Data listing
■ ■ ■
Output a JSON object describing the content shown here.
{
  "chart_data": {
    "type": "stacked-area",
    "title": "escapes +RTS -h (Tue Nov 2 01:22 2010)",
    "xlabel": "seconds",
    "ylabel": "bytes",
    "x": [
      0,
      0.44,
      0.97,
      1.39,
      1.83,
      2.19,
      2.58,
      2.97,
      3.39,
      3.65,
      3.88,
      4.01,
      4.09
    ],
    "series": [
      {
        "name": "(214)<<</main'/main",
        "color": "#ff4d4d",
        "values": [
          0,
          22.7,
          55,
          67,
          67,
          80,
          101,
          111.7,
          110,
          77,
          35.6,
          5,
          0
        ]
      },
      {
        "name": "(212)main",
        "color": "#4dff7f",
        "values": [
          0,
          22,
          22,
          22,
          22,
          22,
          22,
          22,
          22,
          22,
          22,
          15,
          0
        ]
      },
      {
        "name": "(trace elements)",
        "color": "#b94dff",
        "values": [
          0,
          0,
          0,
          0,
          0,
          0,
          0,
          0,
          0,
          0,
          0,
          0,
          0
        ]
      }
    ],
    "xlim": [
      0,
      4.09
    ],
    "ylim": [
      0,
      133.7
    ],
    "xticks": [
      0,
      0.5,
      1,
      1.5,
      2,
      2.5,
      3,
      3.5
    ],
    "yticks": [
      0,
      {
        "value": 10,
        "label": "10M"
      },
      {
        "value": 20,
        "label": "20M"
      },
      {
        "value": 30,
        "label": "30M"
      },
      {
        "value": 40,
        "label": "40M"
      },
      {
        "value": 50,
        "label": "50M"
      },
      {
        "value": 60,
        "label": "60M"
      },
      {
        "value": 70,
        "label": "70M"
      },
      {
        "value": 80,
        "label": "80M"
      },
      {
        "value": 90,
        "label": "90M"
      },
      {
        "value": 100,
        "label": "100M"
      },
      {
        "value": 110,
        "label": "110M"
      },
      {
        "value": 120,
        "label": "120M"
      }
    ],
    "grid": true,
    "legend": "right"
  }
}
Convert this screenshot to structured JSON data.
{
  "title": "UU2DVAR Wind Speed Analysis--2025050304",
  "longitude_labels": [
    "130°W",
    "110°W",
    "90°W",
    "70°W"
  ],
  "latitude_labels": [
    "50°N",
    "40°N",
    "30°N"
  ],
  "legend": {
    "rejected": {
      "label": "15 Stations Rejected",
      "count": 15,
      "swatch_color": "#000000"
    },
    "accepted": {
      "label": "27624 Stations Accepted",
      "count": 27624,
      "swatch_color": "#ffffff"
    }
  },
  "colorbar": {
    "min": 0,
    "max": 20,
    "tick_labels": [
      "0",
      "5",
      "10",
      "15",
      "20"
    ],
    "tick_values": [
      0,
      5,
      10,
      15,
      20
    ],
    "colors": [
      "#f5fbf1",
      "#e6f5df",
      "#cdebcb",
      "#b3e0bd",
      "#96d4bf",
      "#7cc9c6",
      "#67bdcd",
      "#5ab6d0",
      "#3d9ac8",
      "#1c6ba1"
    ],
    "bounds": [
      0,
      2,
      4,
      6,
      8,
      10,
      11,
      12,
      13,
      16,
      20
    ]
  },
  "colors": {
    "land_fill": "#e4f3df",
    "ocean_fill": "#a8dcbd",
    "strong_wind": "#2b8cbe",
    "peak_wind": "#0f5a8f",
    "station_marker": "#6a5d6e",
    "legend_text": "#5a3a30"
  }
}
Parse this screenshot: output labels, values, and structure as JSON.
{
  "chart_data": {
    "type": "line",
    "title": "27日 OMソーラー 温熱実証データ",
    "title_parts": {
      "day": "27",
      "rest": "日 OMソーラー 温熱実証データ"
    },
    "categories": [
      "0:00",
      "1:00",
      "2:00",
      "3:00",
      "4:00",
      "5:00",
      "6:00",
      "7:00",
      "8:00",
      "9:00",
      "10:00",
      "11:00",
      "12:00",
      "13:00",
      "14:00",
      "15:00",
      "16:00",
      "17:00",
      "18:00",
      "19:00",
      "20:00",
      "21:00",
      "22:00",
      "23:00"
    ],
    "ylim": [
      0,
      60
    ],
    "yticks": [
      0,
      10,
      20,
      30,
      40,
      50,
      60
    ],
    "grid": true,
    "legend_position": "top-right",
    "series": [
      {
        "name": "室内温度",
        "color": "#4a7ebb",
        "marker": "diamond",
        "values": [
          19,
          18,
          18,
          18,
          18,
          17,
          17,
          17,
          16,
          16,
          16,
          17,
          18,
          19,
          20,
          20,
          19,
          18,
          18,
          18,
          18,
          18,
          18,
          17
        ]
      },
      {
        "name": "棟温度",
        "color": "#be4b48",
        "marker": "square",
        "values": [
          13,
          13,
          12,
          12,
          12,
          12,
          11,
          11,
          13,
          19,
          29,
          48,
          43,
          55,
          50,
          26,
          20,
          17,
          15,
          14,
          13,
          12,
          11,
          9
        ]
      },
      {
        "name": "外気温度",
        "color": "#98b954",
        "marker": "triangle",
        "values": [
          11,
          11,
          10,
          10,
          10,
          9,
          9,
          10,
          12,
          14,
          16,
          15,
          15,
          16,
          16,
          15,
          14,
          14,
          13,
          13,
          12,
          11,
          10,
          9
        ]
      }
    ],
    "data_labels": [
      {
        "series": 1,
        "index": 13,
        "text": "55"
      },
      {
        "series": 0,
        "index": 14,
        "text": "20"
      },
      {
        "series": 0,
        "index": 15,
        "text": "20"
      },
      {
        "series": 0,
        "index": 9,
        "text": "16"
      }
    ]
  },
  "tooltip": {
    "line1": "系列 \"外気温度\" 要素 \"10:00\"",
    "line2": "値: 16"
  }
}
■ ■ ■
JOB: Reproduce all of the entries word for word.

ANSWER FOR THE TASK:
Output a JSON object describing the content shown here.
{
  "chart_data": {
    "type": "stacked-area",
    "title": "escapes +RTS -h (Tue Nov 2 01:22 2010)",
    "xlabel": "seconds",
    "ylabel": "bytes",
    "x": [
      0,
      0.44,
      0.97,
      1.39,
      1.83,
      2.19,
      2.58,
      2.97,
      3.39,
      3.65,
      3.88,
      4.01,
      4.09
    ],
    "series": [
      {
        "name": "(214)<<</main'/main",
        "color": "#ff4d4d",
        "values": [
          0,
          22.7,
          55,
          67,
          67,
          80,
          101,
          111.7,
          110,
          77,
          35.6,
          5,
          0
        ]
      },
      {
        "name": "(212)main",
        "color": "#4dff7f",
        "values": [
          0,
          22,
          22,
          22,
          22,
          22,
          22,
          22,
          22,
          22,
          22,
          15,
          0
        ]
      },
      {
        "name": "(trace elements)",
        "color": "#b94dff",
        "values": [
          0,
          0,
          0,
          0,
          0,
          0,
          0,
          0,
          0,
          0,
          0,
          0,
          0
        ]
      }
    ],
    "xlim": [
      0,
      4.09
    ],
    "ylim": [
      0,
      133.7
    ],
    "xticks": [
      0,
      0.5,
      1,
      1.5,
      2,
      2.5,
      3,
      3.5
    ],
    "yticks": [
      0,
      {
        "value": 10,
        "label": "10M"
      },
      {
        "value": 20,
        "label": "20M"
      },
      {
        "value": 30,
        "label": "30M"
      },
      {
        "value": 40,
        "label": "40M"
      },
      {
        "value": 50,
        "label": "50M"
      },
      {
        "value": 60,
        "label": "60M"
      },
      {
        "value": 70,
        "label": "70M"
      },
      {
        "value": 80,
        "label": "80M"
      },
      {
        "value": 90,
        "label": "90M"
      },
      {
        "value": 100,
        "label": "100M"
      },
      {
        "value": 110,
        "label": "110M"
      },
      {
        "value": 120,
        "label": "120M"
      }
    ],
    "grid": true,
    "legend": "right"
  }
}
Convert this screenshot to structured JSON data.
{
  "title": "UU2DVAR Wind Speed Analysis--2025050304",
  "longitude_labels": [
    "130°W",
    "110°W",
    "90°W",
    "70°W"
  ],
  "latitude_labels": [
    "50°N",
    "40°N",
    "30°N"
  ],
  "legend": {
    "rejected": {
      "label": "15 Stations Rejected",
      "count": 15,
      "swatch_color": "#000000"
    },
    "accepted": {
      "label": "27624 Stations Accepted",
      "count": 27624,
      "swatch_color": "#ffffff"
    }
  },
  "colorbar": {
    "min": 0,
    "max": 20,
    "tick_labels": [
      "0",
      "5",
      "10",
      "15",
      "20"
    ],
    "tick_values": [
      0,
      5,
      10,
      15,
      20
    ],
    "colors": [
      "#f5fbf1",
      "#e6f5df",
      "#cdebcb",
      "#b3e0bd",
      "#96d4bf",
      "#7cc9c6",
      "#67bdcd",
      "#5ab6d0",
      "#3d9ac8",
      "#1c6ba1"
    ],
    "bounds": [
      0,
      2,
      4,
      6,
      8,
      10,
      11,
      12,
      13,
      16,
      20
    ]
  },
  "colors": {
    "land_fill": "#e4f3df",
    "ocean_fill": "#a8dcbd",
    "strong_wind": "#2b8cbe",
    "peak_wind": "#0f5a8f",
    "station_marker": "#6a5d6e",
    "legend_text": "#5a3a30"
  }
}
Parse this screenshot: output labels, values, and structure as JSON.
{
  "chart_data": {
    "type": "line",
    "title": "27日 OMソーラー 温熱実証データ",
    "title_parts": {
      "day": "27",
      "rest": "日 OMソーラー 温熱実証データ"
    },
    "categories": [
      "0:00",
      "1:00",
      "2:00",
      "3:00",
      "4:00",
      "5:00",
      "6:00",
      "7:00",
      "8:00",
      "9:00",
      "10:00",
      "11:00",
      "12:00",
      "13:00",
      "14:00",
      "15:00",
      "16:00",
      "17:00",
      "18:00",
      "19:00",
      "20:00",
      "21:00",
      "22:00",
      "23:00"
    ],
    "ylim": [
      0,
      60
    ],
    "yticks": [
      0,
      10,
      20,
      30,
      40,
      50,
      60
    ],
    "grid": true,
    "legend_position": "top-right",
    "series": [
      {
        "name": "室内温度",
        "color": "#4a7ebb",
        "marker": "diamond",
        "values": [
          19,
          18,
          18,
          18,
          18,
          17,
          17,
          17,
          16,
          16,
          16,
          17,
          18,
          19,
          20,
          20,
          19,
          18,
          18,
          18,
          18,
          18,
          18,
          17
        ]
      },
      {
        "name": "棟温度",
        "color": "#be4b48",
        "marker": "square",
        "values": [
          13,
          13,
          12,
          12,
          12,
          12,
          11,
          11,
          13,
          19,
          29,
          48,
          43,
          55,
          50,
          26,
          20,
          17,
          15,
          14,
          13,
          12,
          11,
          9
        ]
      },
      {
        "name": "外気温度",
        "color": "#98b954",
        "marker": "triangle",
        "values": [
          11,
          11,
          10,
          10,
          10,
          9,
          9,
          10,
          12,
          14,
          16,
          15,
          15,
          16,
          16,
          15,
          14,
          14,
          13,
          13,
          12,
          11,
          10,
          9
        ]
      }
    ],
    "data_labels": [
      {
        "series": 1,
        "index": 13,
        "text": "55"
      },
      {
        "series": 0,
        "index": 14,
        "text": "20"
      },
      {
        "series": 0,
        "index": 15,
        "text": "20"
      },
      {
        "series": 0,
        "index": 9,
        "text": "16"
      }
    ]
  },
  "tooltip": {
    "line1": "系列 \"外気温度\" 要素 \"10:00\"",
    "line2": "値: 16"
  }
}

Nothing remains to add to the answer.